** Begin Raw records **

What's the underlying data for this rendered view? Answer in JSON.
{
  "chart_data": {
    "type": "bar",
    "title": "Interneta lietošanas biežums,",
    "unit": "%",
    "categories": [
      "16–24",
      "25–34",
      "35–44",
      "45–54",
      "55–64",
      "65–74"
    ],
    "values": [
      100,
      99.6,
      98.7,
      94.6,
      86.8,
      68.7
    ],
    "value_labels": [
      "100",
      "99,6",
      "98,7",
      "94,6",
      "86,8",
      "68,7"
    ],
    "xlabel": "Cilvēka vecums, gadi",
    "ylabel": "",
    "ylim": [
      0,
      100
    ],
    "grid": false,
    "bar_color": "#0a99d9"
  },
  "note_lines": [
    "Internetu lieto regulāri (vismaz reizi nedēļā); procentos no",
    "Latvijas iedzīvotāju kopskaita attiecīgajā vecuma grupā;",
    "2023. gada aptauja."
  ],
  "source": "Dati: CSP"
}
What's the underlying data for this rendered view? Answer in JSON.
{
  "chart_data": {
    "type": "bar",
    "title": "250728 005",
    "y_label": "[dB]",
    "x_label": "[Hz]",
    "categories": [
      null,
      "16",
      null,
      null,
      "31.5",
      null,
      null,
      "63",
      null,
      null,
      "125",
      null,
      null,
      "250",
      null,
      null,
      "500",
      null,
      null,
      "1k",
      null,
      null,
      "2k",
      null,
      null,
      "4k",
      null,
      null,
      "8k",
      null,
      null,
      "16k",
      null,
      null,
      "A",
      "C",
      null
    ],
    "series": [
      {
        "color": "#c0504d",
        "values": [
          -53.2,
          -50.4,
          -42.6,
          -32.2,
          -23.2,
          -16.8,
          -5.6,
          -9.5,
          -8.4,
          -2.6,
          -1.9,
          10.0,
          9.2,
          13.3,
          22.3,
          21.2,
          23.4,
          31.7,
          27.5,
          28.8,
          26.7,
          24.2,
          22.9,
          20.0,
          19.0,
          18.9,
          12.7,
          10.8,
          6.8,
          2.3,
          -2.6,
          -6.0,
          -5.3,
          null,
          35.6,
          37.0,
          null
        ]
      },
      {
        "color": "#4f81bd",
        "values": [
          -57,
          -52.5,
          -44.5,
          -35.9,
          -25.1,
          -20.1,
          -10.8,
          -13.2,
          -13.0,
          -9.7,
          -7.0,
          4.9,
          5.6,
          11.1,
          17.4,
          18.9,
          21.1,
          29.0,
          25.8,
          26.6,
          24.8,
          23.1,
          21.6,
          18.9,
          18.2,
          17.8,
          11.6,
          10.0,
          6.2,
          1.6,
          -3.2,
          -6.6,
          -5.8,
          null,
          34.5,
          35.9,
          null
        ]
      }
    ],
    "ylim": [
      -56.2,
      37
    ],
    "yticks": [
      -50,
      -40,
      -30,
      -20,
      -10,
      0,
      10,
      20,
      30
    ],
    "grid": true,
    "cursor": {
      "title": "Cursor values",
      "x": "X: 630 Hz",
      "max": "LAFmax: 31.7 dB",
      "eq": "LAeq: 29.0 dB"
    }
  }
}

** End Raw records **

▸ Requirements: Find each line holding the word "values" and copy it.

▸ Finished exercise:
    "values": [
        "values": [
        "values": [
      "title": "Cursor values",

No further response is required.